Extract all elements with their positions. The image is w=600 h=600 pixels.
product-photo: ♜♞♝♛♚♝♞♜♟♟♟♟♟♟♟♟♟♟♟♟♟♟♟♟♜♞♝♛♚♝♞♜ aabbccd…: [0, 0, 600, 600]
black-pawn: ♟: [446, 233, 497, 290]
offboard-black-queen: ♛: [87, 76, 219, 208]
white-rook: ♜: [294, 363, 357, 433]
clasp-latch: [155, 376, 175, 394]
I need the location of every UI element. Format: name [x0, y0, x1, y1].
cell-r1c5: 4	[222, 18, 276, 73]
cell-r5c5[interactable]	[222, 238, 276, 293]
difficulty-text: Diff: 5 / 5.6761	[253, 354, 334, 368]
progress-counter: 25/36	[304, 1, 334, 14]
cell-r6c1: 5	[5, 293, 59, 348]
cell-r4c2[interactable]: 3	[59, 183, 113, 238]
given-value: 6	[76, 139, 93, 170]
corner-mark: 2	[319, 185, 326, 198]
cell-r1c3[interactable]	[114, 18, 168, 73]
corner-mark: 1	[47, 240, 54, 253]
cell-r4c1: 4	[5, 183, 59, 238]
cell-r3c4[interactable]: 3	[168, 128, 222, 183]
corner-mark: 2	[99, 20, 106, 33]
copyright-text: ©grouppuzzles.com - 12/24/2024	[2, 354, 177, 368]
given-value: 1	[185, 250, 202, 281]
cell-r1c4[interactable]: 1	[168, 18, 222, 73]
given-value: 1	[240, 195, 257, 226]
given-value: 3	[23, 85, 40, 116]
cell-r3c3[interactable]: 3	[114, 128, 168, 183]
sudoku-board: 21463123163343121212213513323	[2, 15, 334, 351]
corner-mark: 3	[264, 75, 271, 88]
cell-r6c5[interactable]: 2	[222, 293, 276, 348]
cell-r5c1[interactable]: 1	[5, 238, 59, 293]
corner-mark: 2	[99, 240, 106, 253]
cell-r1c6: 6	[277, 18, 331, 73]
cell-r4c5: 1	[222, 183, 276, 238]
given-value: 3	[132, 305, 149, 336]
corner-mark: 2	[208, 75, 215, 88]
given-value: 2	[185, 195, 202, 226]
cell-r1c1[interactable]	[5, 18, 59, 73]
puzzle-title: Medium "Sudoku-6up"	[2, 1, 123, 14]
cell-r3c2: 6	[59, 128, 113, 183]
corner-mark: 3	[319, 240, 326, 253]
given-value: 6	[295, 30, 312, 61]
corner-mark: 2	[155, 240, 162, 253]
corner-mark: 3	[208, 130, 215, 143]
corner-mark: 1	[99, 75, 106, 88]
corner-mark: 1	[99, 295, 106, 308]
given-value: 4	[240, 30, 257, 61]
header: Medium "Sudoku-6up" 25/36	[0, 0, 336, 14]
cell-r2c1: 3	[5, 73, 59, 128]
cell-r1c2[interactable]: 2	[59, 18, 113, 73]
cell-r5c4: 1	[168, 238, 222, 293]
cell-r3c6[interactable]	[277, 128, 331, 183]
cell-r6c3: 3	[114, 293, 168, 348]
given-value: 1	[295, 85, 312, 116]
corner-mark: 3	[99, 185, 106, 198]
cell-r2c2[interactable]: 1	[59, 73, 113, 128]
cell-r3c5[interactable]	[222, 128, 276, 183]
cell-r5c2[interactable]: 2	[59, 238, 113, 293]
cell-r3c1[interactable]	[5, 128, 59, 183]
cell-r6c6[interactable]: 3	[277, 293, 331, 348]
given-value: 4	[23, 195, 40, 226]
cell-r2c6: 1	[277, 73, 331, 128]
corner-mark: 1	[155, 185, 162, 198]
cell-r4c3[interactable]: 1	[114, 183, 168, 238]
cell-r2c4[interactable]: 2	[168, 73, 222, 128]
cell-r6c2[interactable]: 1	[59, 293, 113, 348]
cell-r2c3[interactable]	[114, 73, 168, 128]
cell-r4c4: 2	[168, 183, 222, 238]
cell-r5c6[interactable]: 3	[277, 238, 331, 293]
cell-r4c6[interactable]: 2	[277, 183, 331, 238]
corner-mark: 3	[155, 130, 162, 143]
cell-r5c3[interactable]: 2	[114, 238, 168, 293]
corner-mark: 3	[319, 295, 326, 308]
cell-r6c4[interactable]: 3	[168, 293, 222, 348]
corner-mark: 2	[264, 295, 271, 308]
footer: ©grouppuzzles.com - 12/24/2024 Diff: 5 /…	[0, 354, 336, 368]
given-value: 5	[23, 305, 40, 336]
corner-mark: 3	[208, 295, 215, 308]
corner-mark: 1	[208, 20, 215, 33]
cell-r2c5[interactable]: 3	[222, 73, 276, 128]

* * * * *

** DIRECTION **
Turn every line of the material above into a Markdown table with two columns, Row and Text. Number the lines in order and leave out any blank ones.

** TASK ANSWER **
| Row | Text |
|---|---|
| 1 | Extract all elements with their positions. The image is w=600 h=600 pixels. |
| 2 | product-photo: ♜♞♝♛♚♝♞♜♟♟♟♟♟♟♟♟♟♟♟♟♟♟♟♟♜♞♝♛♚♝♞♜ aabbccd…: [0, 0, 600, 600] |
| 3 | black-pawn: ♟: [446, 233, 497, 290] |
| 4 | offboard-black-queen: ♛: [87, 76, 219, 208] |
| 5 | white-rook: ♜: [294, 363, 357, 433] |
| 6 | clasp-latch: [155, 376, 175, 394] |
| 7 | I need the location of every UI element. Format: name [x0, y0, x1, y1]. |
| 8 | cell-r1c5: 4	[222, 18, 276, 73] |
| 9 | cell-r5c5[interactable]	[222, 238, 276, 293] |
| 10 | difficulty-text: Diff: 5 / 5.6761	[253, 354, 334, 368] |
| 11 | progress-counter: 25/36	[304, 1, 334, 14] |
| 12 | cell-r6c1: 5	[5, 293, 59, 348] |
| 13 | cell-r4c2[interactable]: 3	[59, 183, 113, 238] |
| 14 | given-value: 6	[76, 139, 93, 170] |
| 15 | corner-mark: 2	[319, 185, 326, 198] |
| 16 | cell-r1c3[interactable]	[114, 18, 168, 73] |
| 17 | corner-mark: 1	[47, 240, 54, 253] |
| 18 | cell-r4c1: 4	[5, 183, 59, 238] |
| 19 | cell-r3c4[interactable]: 3	[168, 128, 222, 183] |
| 20 | corner-mark: 2	[99, 20, 106, 33] |
| 21 | copyright-text: ©grouppuzzles.com - 12/24/2024	[2, 354, 177, 368] |
| 22 | given-value: 1	[185, 250, 202, 281] |
| 23 | cell-r1c4[interactable]: 1	[168, 18, 222, 73] |
| 24 | given-value: 1	[240, 195, 257, 226] |
| 25 | given-value: 3	[23, 85, 40, 116] |
| 26 | cell-r3c3[interactable]: 3	[114, 128, 168, 183] |
| 27 | sudoku-board: 21463123163343121212213513323	[2, 15, 334, 351] |
| 28 | corner-mark: 3	[264, 75, 271, 88] |
| 29 | cell-r6c5[interactable]: 2	[222, 293, 276, 348] |
| 30 | cell-r5c1[interactable]: 1	[5, 238, 59, 293] |
| 31 | corner-mark: 2	[99, 240, 106, 253] |
| 32 | cell-r1c6: 6	[277, 18, 331, 73] |
| 33 | cell-r4c5: 1	[222, 183, 276, 238] |
| 34 | given-value: 3	[132, 305, 149, 336] |
| 35 | corner-mark: 2	[208, 75, 215, 88] |
| 36 | given-value: 2	[185, 195, 202, 226] |
| 37 | cell-r1c1[interactable]	[5, 18, 59, 73] |
| 38 | puzzle-title: Medium "Sudoku-6up"	[2, 1, 123, 14] |
| 39 | cell-r3c2: 6	[59, 128, 113, 183] |
| 40 | corner-mark: 3	[319, 240, 326, 253] |
| 41 | given-value: 6	[295, 30, 312, 61] |
| 42 | corner-mark: 2	[155, 240, 162, 253] |
| 43 | corner-mark: 3	[208, 130, 215, 143] |
| 44 | corner-mark: 1	[99, 75, 106, 88] |
| 45 | corner-mark: 1	[99, 295, 106, 308] |
| 46 | given-value: 4	[240, 30, 257, 61] |
| 47 | header: Medium "Sudoku-6up" 25/36	[0, 0, 336, 14] |
| 48 | cell-r2c1: 3	[5, 73, 59, 128] |
| 49 | cell-r1c2[interactable]: 2	[59, 18, 113, 73] |
| 50 | cell-r5c4: 1	[168, 238, 222, 293] |
| 51 | cell-r3c6[interactable]	[277, 128, 331, 183] |
| 52 | cell-r6c3: 3	[114, 293, 168, 348] |
| 53 | given-value: 1	[295, 85, 312, 116] |
| 54 | corner-mark: 3	[99, 185, 106, 198] |
| 55 | cell-r2c2[interactable]: 1	[59, 73, 113, 128] |
| 56 | cell-r3c5[interactable]	[222, 128, 276, 183] |
| 57 | cell-r5c2[interactable]: 2	[59, 238, 113, 293] |
| 58 | cell-r3c1[interactable]	[5, 128, 59, 183] |
| 59 | cell-r6c6[interactable]: 3	[277, 293, 331, 348] |
| 60 | given-value: 4	[23, 195, 40, 226] |
| 61 | cell-r2c6: 1	[277, 73, 331, 128] |
| 62 | corner-mark: 1	[155, 185, 162, 198] |
| 63 | cell-r4c3[interactable]: 1	[114, 183, 168, 238] |
| 64 | cell-r2c4[interactable]: 2	[168, 73, 222, 128] |
| 65 | cell-r6c2[interactable]: 1	[59, 293, 113, 348] |
| 66 | cell-r2c3[interactable]	[114, 73, 168, 128] |
| 67 | cell-r4c4: 2	[168, 183, 222, 238] |
| 68 | cell-r5c6[interactable]: 3	[277, 238, 331, 293] |
| 69 | cell-r4c6[interactable]: 2	[277, 183, 331, 238] |
| 70 | corner-mark: 3	[155, 130, 162, 143] |
| 71 | cell-r5c3[interactable]: 2	[114, 238, 168, 293] |
| 72 | corner-mark: 3	[319, 295, 326, 308] |
| 73 | cell-r6c4[interactable]: 3	[168, 293, 222, 348] |
| 74 | corner-mark: 2	[264, 295, 271, 308] |
| 75 | footer: ©grouppuzzles.com - 12/24/2024 Diff: 5 /…	[0, 354, 336, 368] |
| 76 | given-value: 5	[23, 305, 40, 336] |
| 77 | corner-mark: 3	[208, 295, 215, 308] |
| 78 | corner-mark: 1	[208, 20, 215, 33] |
| 79 | cell-r2c5[interactable]: 3	[222, 73, 276, 128] |